• **What you are asked to do**: Rewrite each line of the material below as a JSON list of strings, one string per line, skipping blank lines. Leave the pictures out of the answer.

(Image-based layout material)

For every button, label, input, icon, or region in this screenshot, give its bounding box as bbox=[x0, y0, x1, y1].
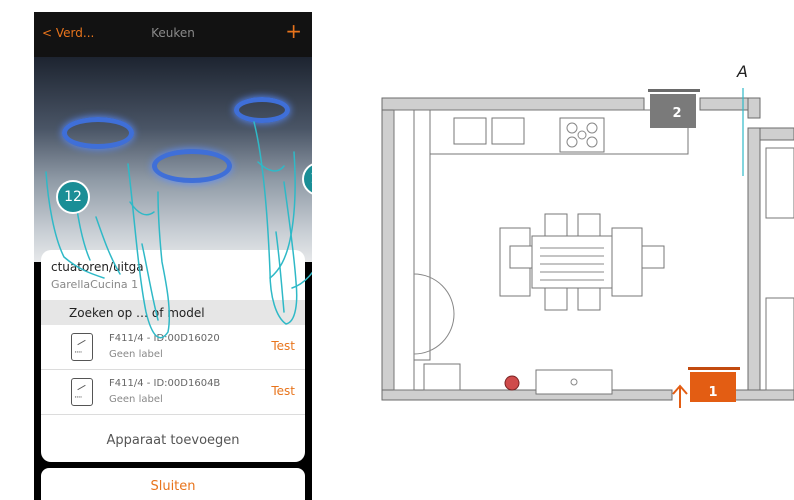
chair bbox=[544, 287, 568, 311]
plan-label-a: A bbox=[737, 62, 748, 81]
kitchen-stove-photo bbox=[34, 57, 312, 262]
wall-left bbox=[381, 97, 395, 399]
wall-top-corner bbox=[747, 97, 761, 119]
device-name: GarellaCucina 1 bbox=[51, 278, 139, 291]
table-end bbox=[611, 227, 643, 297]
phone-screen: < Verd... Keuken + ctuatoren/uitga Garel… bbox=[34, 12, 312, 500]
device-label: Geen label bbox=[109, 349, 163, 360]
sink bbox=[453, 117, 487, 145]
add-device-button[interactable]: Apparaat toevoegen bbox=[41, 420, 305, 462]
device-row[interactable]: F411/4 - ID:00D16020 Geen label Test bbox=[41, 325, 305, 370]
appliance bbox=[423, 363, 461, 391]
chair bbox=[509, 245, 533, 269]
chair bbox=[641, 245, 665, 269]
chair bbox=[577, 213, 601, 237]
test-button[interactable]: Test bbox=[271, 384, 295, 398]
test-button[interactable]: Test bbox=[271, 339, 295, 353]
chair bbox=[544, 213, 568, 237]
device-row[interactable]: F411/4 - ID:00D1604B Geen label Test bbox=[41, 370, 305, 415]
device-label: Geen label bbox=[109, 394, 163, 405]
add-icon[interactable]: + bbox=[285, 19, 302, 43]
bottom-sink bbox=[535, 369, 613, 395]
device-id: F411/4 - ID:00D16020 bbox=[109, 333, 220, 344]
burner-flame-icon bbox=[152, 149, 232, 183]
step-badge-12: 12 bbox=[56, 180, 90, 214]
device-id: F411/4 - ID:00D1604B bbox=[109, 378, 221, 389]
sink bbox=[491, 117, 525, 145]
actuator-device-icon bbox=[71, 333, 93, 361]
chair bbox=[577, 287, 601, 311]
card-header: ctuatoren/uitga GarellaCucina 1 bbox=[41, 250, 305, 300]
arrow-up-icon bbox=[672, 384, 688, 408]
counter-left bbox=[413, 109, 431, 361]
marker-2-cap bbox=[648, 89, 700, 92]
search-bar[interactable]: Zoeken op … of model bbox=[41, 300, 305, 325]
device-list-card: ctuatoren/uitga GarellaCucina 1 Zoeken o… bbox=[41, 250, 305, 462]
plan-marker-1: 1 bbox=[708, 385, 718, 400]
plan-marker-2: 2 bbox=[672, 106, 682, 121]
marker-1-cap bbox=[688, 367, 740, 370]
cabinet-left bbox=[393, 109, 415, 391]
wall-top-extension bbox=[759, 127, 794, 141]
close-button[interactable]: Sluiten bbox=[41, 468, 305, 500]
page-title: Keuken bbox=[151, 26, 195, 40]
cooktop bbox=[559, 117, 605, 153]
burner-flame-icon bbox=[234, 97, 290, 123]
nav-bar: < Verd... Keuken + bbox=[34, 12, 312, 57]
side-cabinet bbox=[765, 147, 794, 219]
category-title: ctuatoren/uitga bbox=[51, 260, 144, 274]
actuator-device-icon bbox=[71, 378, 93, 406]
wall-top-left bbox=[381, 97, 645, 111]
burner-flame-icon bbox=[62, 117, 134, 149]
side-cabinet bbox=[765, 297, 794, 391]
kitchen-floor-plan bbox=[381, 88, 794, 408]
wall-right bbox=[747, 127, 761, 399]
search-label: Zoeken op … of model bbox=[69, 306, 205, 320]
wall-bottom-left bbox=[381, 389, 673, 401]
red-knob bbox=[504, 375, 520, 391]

• **Expected output**:
[
  "For every button, label, input, icon, or region in this screenshot, give its bounding box as bbox=[x0, y0, x1, y1].",
  "chair bbox=[544, 287, 568, 311]",
  "plan-label-a: A bbox=[737, 62, 748, 81]",
  "kitchen-stove-photo bbox=[34, 57, 312, 262]",
  "wall-left bbox=[381, 97, 395, 399]",
  "wall-top-corner bbox=[747, 97, 761, 119]",
  "device-name: GarellaCucina 1 bbox=[51, 278, 139, 291]",
  "table-end bbox=[611, 227, 643, 297]",
  "phone-screen: < Verd... Keuken + ctuatoren/uitga Garel… bbox=[34, 12, 312, 500]",
  "device-label: Geen label bbox=[109, 349, 163, 360]",
  "sink bbox=[453, 117, 487, 145]",
  "add-device-button[interactable]: Apparaat toevoegen bbox=[41, 420, 305, 462]",
  "device-row[interactable]: F411/4 - ID:00D16020 Geen label Test bbox=[41, 325, 305, 370]",
  "appliance bbox=[423, 363, 461, 391]",
  "chair bbox=[509, 245, 533, 269]",
  "chair bbox=[641, 245, 665, 269]",
  "chair bbox=[577, 213, 601, 237]",
  "test-button[interactable]: Test bbox=[271, 384, 295, 398]",
  "test-button[interactable]: Test bbox=[271, 339, 295, 353]",
  "chair bbox=[544, 213, 568, 237]",
  "device-row[interactable]: F411/4 - ID:00D1604B Geen label Test bbox=[41, 370, 305, 415]",
  "device-label: Geen label bbox=[109, 394, 163, 405]",
  "add-icon[interactable]: + bbox=[285, 19, 302, 43]",
  "bottom-sink bbox=[535, 369, 613, 395]",
  "device-id: F411/4 - ID:00D16020 bbox=[109, 333, 220, 344]",
  "burner-flame-icon bbox=[152, 149, 232, 183]",
  "step-badge-12: 12 bbox=[56, 180, 90, 214]",
  "device-id: F411/4 - ID:00D1604B bbox=[109, 378, 221, 389]",
  "sink bbox=[491, 117, 525, 145]",
  "actuator-device-icon bbox=[71, 333, 93, 361]",
  "chair bbox=[577, 287, 601, 311]",
  "card-header: ctuatoren/uitga GarellaCucina 1 bbox=[41, 250, 305, 300]",
  "arrow-up-icon bbox=[672, 384, 688, 408]",
  "counter-left bbox=[413, 109, 431, 361]",
  "marker-2-cap bbox=[648, 89, 700, 92]",
  "search-bar[interactable]: Zoeken op … of model bbox=[41, 300, 305, 325]",
  "device-list-card: ctuatoren/uitga GarellaCucina 1 Zoeken o… bbox=[41, 250, 305, 462]",
  "plan-marker-1: 1 bbox=[708, 385, 718, 400]",
  "plan-marker-2: 2 bbox=[672, 106, 682, 121]",
  "marker-1-cap bbox=[688, 367, 740, 370]",
  "cabinet-left bbox=[393, 109, 415, 391]",
  "wall-top-extension bbox=[759, 127, 794, 141]",
  "close-button[interactable]: Sluiten bbox=[41, 468, 305, 500]",
  "page-title: Keuken bbox=[151, 26, 195, 40]",
  "cooktop bbox=[559, 117, 605, 153]",
  "burner-flame-icon bbox=[234, 97, 290, 123]",
  "nav-bar: < Verd... Keuken + bbox=[34, 12, 312, 57]",
  "side-cabinet bbox=[765, 147, 794, 219]",
  "category-title: ctuatoren/uitga bbox=[51, 260, 144, 274]",
  "actuator-device-icon bbox=[71, 378, 93, 406]",
  "wall-top-left bbox=[381, 97, 645, 111]",
  "burner-flame-icon bbox=[62, 117, 134, 149]",
  "side-cabinet bbox=[765, 297, 794, 391]",
  "kitchen-floor-plan bbox=[381, 88, 794, 408]",
  "wall-right bbox=[747, 127, 761, 399]",
  "search-label: Zoeken op … of model bbox=[69, 306, 205, 320]",
  "wall-bottom-left bbox=[381, 389, 673, 401]",
  "red-knob bbox=[504, 375, 520, 391]"
]